* Given records:
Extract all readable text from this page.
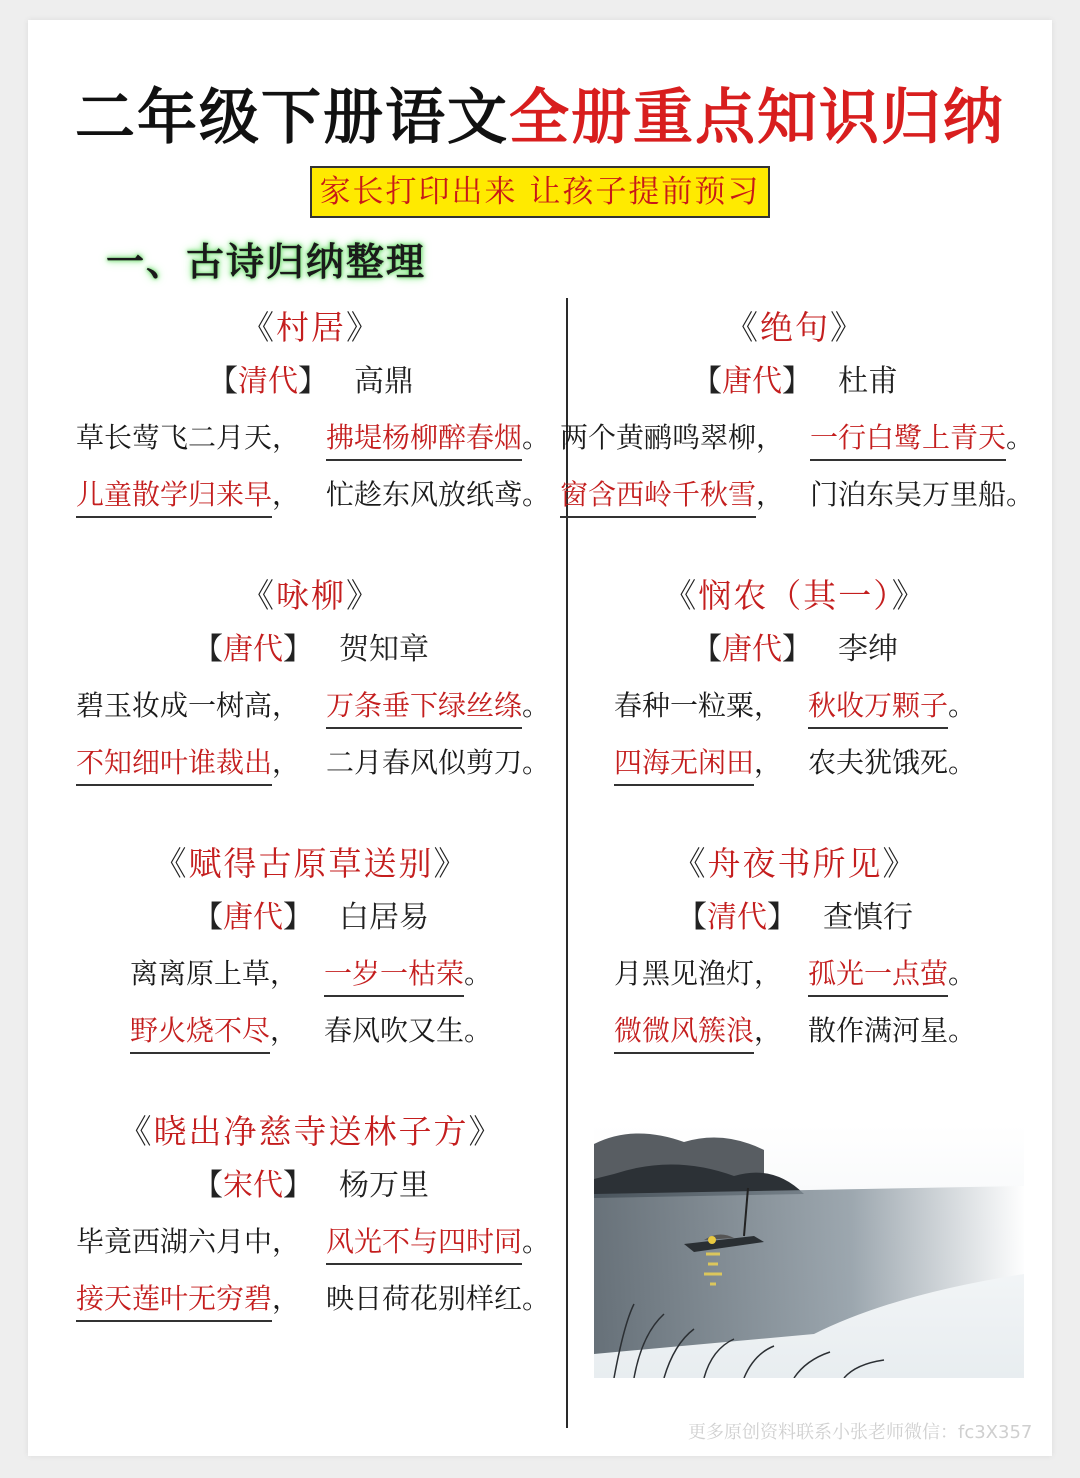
二年级下册语文全册重点知识归纳
家长打印出来 让孩子提前预习
一、古诗归纳整理
《村居》
【清代】 高鼎
草长莺飞二月天， 拂堤杨柳醉春烟。
儿童散学归来早， 忙趁东风放纸鸢。
《绝句》
【唐代】 杜甫
两个黄鹂鸣翠柳， 一行白鹭上青天。
窗含西岭千秋雪， 门泊东吴万里船。
《咏柳》
【唐代】 贺知章
碧玉妆成一树高， 万条垂下绿丝绦。
不知细叶谁裁出， 二月春风似剪刀。
《悯农（其一）》
【唐代】 李绅
春种一粒粟， 秋收万颗子。
四海无闲田， 农夫犹饿死。
《赋得古原草送别》
【唐代】 白居易
离离原上草， 一岁一枯荣。
野火烧不尽， 春风吹又生。
《舟夜书所见》
【清代】 查慎行
月黑见渔灯， 孤光一点萤。
微微风簇浪， 散作满河星。
《晓出净慈寺送林子方》
【宋代】 杨万里
毕竟西湖六月中， 风光不与四时同。
接天莲叶无穷碧， 映日荷花别样红。
更多原创资料联系小张老师微信：fc3X357
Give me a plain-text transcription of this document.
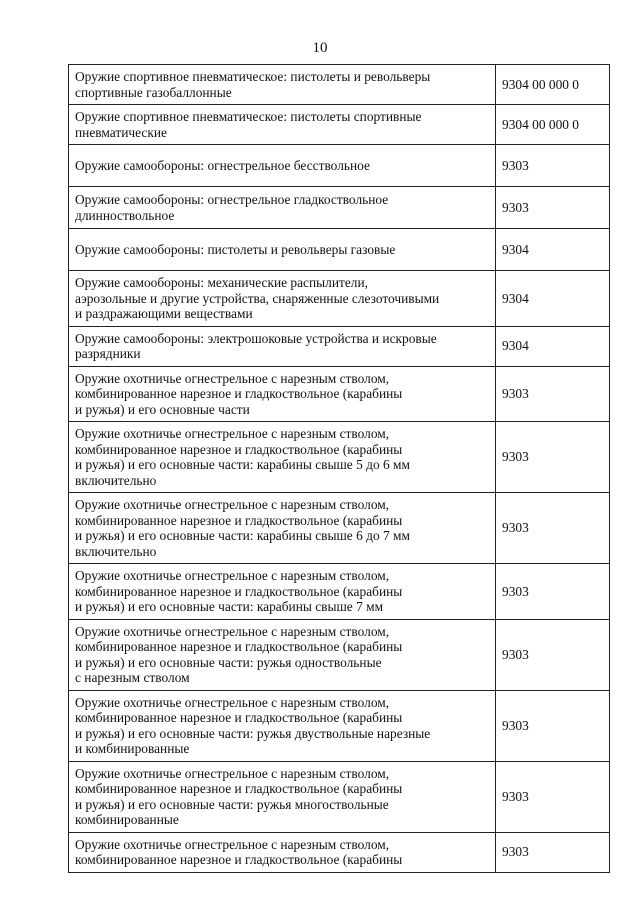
10
Оружие спортивное пневматическое: пистолеты и револьверы
спортивные газобаллонные	9304 00 000 0

Оружие спортивное пневматическое: пистолеты спортивные
пневматические	9304 00 000 0

Оружие самообороны: огнестрельное бесствольное	9303

Оружие самообороны: огнестрельное гладкоствольное
длинноствольное	9303

Оружие самообороны: пистолеты и револьверы газовые	9304

Оружие самообороны: механические распылители,
аэрозольные и другие устройства, снаряженные слезоточивыми
и раздражающими веществами	9304

Оружие самообороны: электрошоковые устройства и искровые
разрядники	9304

Оружие охотничье огнестрельное с нарезным стволом,
комбинированное нарезное и гладкоствольное (карабины
и ружья) и его основные части	9303

Оружие охотничье огнестрельное с нарезным стволом,
комбинированное нарезное и гладкоствольное (карабины
и ружья) и его основные части: карабины свыше 5 до 6 мм
включительно	9303

Оружие охотничье огнестрельное с нарезным стволом,
комбинированное нарезное и гладкоствольное (карабины
и ружья) и его основные части: карабины свыше 6 до 7 мм
включительно	9303

Оружие охотничье огнестрельное с нарезным стволом,
комбинированное нарезное и гладкоствольное (карабины
и ружья) и его основные части: карабины свыше 7 мм	9303

Оружие охотничье огнестрельное с нарезным стволом,
комбинированное нарезное и гладкоствольное (карабины
и ружья) и его основные части: ружья одноствольные
с нарезным стволом	9303

Оружие охотничье огнестрельное с нарезным стволом,
комбинированное нарезное и гладкоствольное (карабины
и ружья) и его основные части: ружья двуствольные нарезные
и комбинированные	9303

Оружие охотничье огнестрельное с нарезным стволом,
комбинированное нарезное и гладкоствольное (карабины
и ружья) и его основные части: ружья многоствольные
комбинированные	9303

Оружие охотничье огнестрельное с нарезным стволом,
комбинированное нарезное и гладкоствольное (карабины	9303
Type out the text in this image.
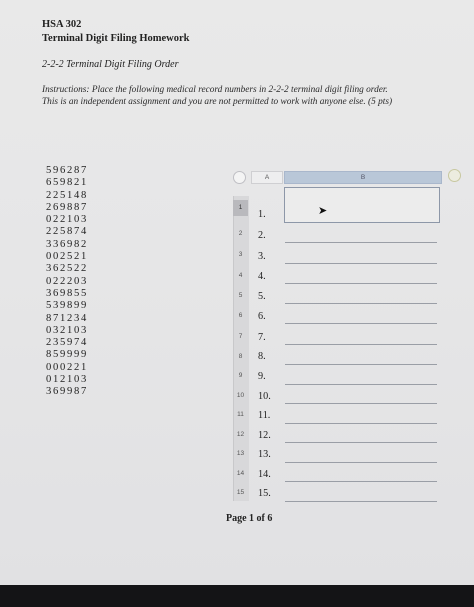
HSA 302
Terminal Digit Filing Homework
2-2-2 Terminal Digit Filing Order
Instructions: Place the following medical record numbers in 2-2-2 terminal digit filing order.
This is an independent assignment and you are not permitted to work with anyone else. (5 pts)
596287
659821
225148
269887
022103
225874
336982
002521
362522
022203
369855
539899
871234
032103
235974
859999
000221
012103
369987
A	B
1
2
3
4
5
6
7
8
9
10
11
12
13
14
15
➤
1.
2.
3.
4.
5.
6.
7.
8.
9.
10.
11.
12.
13.
14.
15.
Page 1 of 6
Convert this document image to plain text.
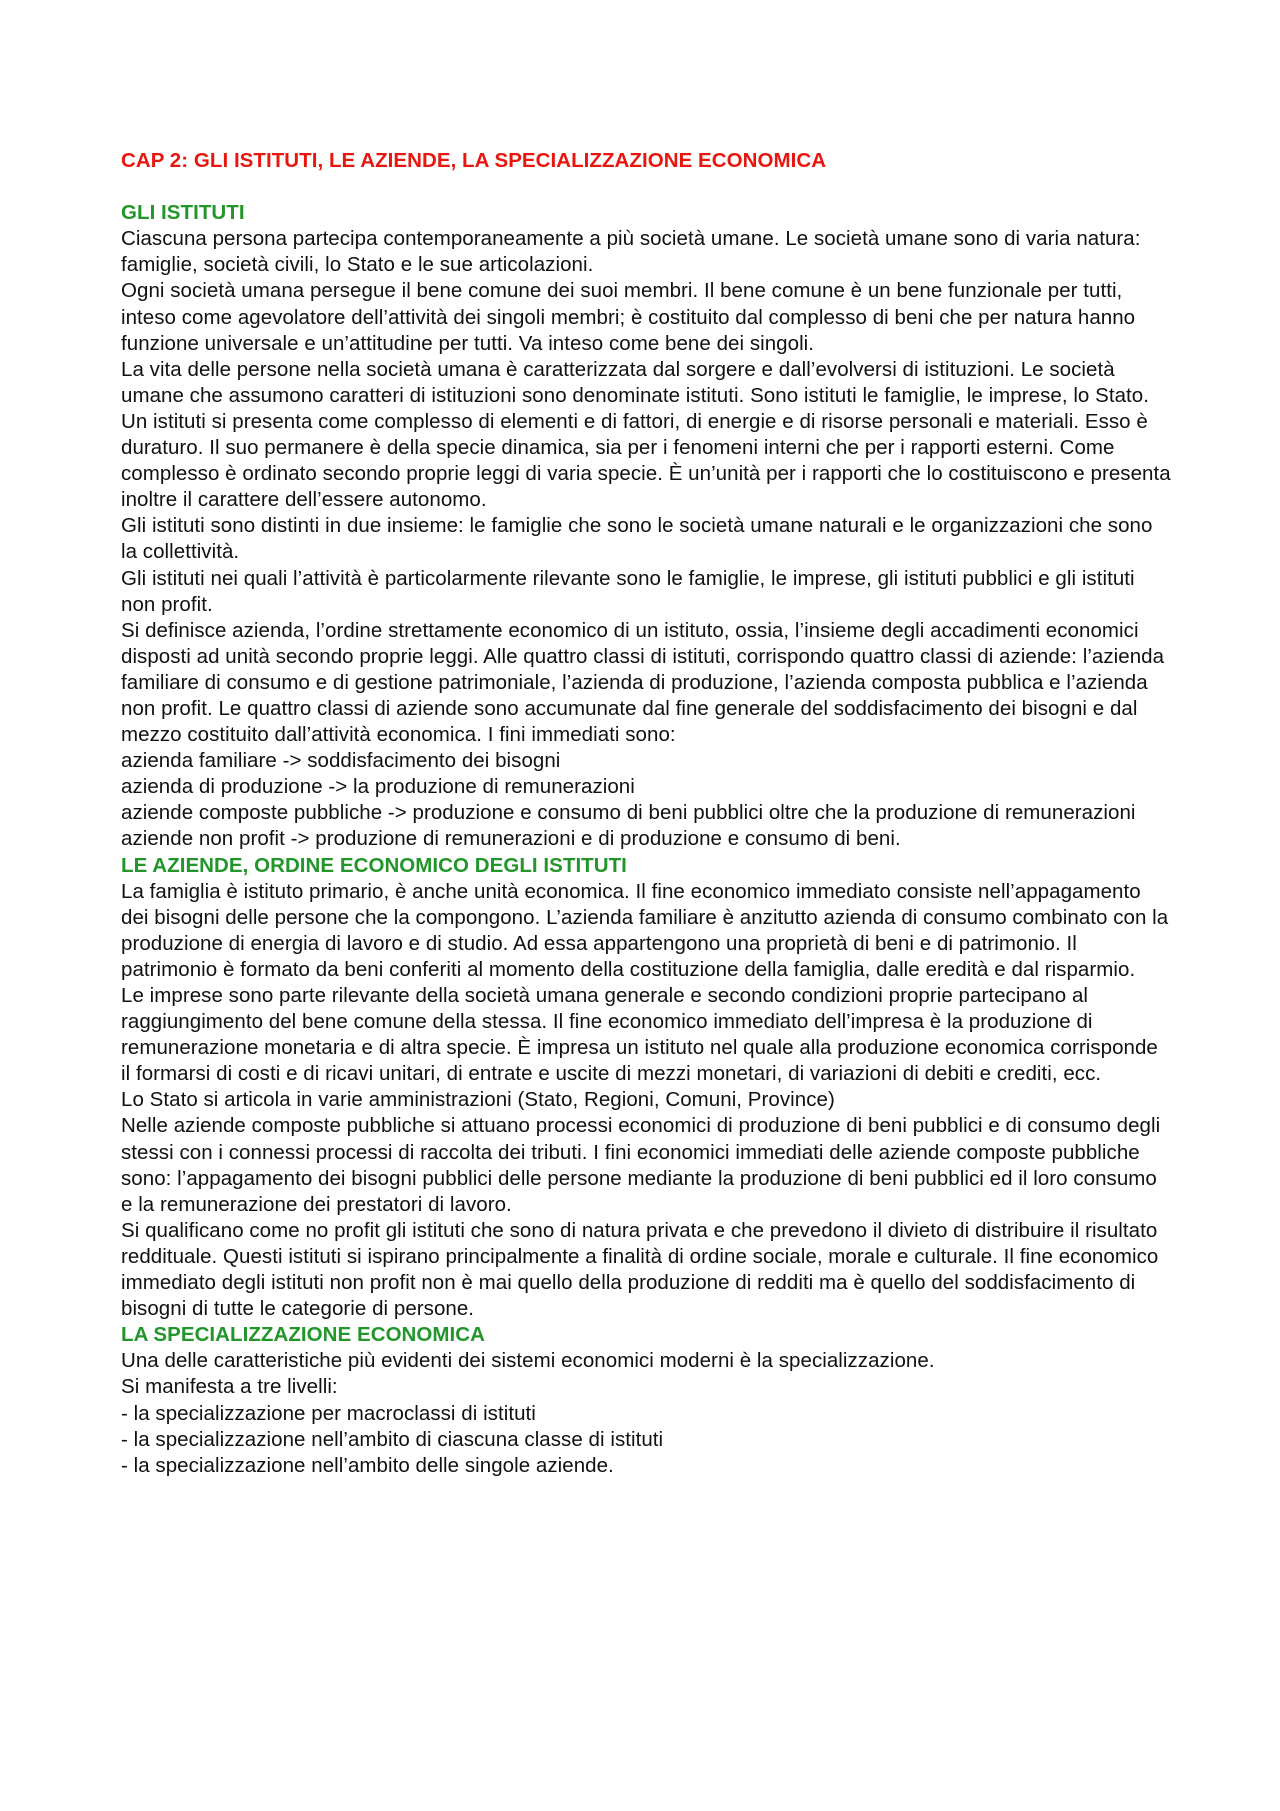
CAP 2: GLI ISTITUTI, LE AZIENDE, LA SPECIALIZZAZIONE ECONOMICA

GLI ISTITUTI

Ciascuna persona partecipa contemporaneamente a più società umane. Le società umane sono di varia natura: famiglie, società civili, lo Stato e le sue articolazioni.

Ogni società umana persegue il bene comune dei suoi membri. Il bene comune è un bene funzionale per tutti, inteso come agevolatore dell’attività dei singoli membri; è costituito dal complesso di beni che per natura hanno funzione universale e un’attitudine per tutti. Va inteso come bene dei singoli.

La vita delle persone nella società umana è caratterizzata dal sorgere e dall’evolversi di istituzioni. Le società umane che assumono caratteri di istituzioni sono denominate istituti. Sono istituti le famiglie, le imprese, lo Stato. Un istituti si presenta come complesso di elementi e di fattori, di energie e di risorse personali e materiali. Esso è duraturo. Il suo permanere è della specie dinamica, sia per i fenomeni interni che per i rapporti esterni. Come complesso è ordinato secondo proprie leggi di varia specie. È un’unità per i rapporti che lo costituiscono e presenta inoltre il carattere dell’essere autonomo.

Gli istituti sono distinti in due insieme: le famiglie che sono le società umane naturali e le organizzazioni che sono la collettività.

Gli istituti nei quali l’attività è particolarmente rilevante sono le famiglie, le imprese, gli istituti pubblici e gli istituti non profit.

Si definisce azienda, l’ordine strettamente economico di un istituto, ossia, l’insieme degli accadimenti economici disposti ad unità secondo proprie leggi. Alle quattro classi di istituti, corrispondo quattro classi di aziende: l’azienda familiare di consumo e di gestione patrimoniale, l’azienda di produzione, l’azienda composta pubblica e l’azienda non profit. Le quattro classi di aziende sono accumunate dal fine generale del soddisfacimento dei bisogni e dal mezzo costituito dall’attività economica. I fini immediati sono:

azienda familiare -> soddisfacimento dei bisogni

azienda di produzione -> la produzione di remunerazioni

aziende composte pubbliche -> produzione e consumo di beni pubblici oltre che la produzione di remunerazioni

aziende non profit -> produzione di remunerazioni e di produzione e consumo di beni.

LE AZIENDE, ORDINE ECONOMICO DEGLI ISTITUTI

La famiglia è istituto primario, è anche unità economica. Il fine economico immediato consiste nell’appagamento dei bisogni delle persone che la compongono. L’azienda familiare è anzitutto azienda di consumo combinato con la produzione di energia di lavoro e di studio. Ad essa appartengono una proprietà di beni e di patrimonio. Il patrimonio è formato da beni conferiti al momento della costituzione della famiglia, dalle eredità e dal risparmio.

Le imprese sono parte rilevante della società umana generale e secondo condizioni proprie partecipano al raggiungimento del bene comune della stessa. Il fine economico immediato dell’impresa è la produzione di remunerazione monetaria e di altra specie. È impresa un istituto nel quale alla produzione economica corrisponde il formarsi di costi e di ricavi unitari, di entrate e uscite di mezzi monetari, di variazioni di debiti e crediti, ecc.

Lo Stato si articola in varie amministrazioni (Stato, Regioni, Comuni, Province)

Nelle aziende composte pubbliche si attuano processi economici di produzione di beni pubblici e di consumo degli stessi con i connessi processi di raccolta dei tributi. I fini economici immediati delle aziende composte pubbliche sono: l’appagamento dei bisogni pubblici delle persone mediante la produzione di beni pubblici ed il loro consumo e la remunerazione dei prestatori di lavoro.

Si qualificano come no profit gli istituti che sono di natura privata e che prevedono il divieto di distribuire il risultato reddituale. Questi istituti si ispirano principalmente a finalità di ordine sociale, morale e culturale. Il fine economico immediato degli istituti non profit non è mai quello della produzione di redditi ma è quello del soddisfacimento di bisogni di tutte le categorie di persone.

LA SPECIALIZZAZIONE ECONOMICA

Una delle caratteristiche più evidenti dei sistemi economici moderni è la specializzazione.

Si manifesta a tre livelli:

- la specializzazione per macroclassi di istituti

- la specializzazione nell’ambito di ciascuna classe di istituti

- la specializzazione nell’ambito delle singole aziende.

* Your instructions: Pick out each line containing "document" and report it.

* Answer to the exercise:
Give me a plain-text transcription of this document.
Convert this document image to plain text.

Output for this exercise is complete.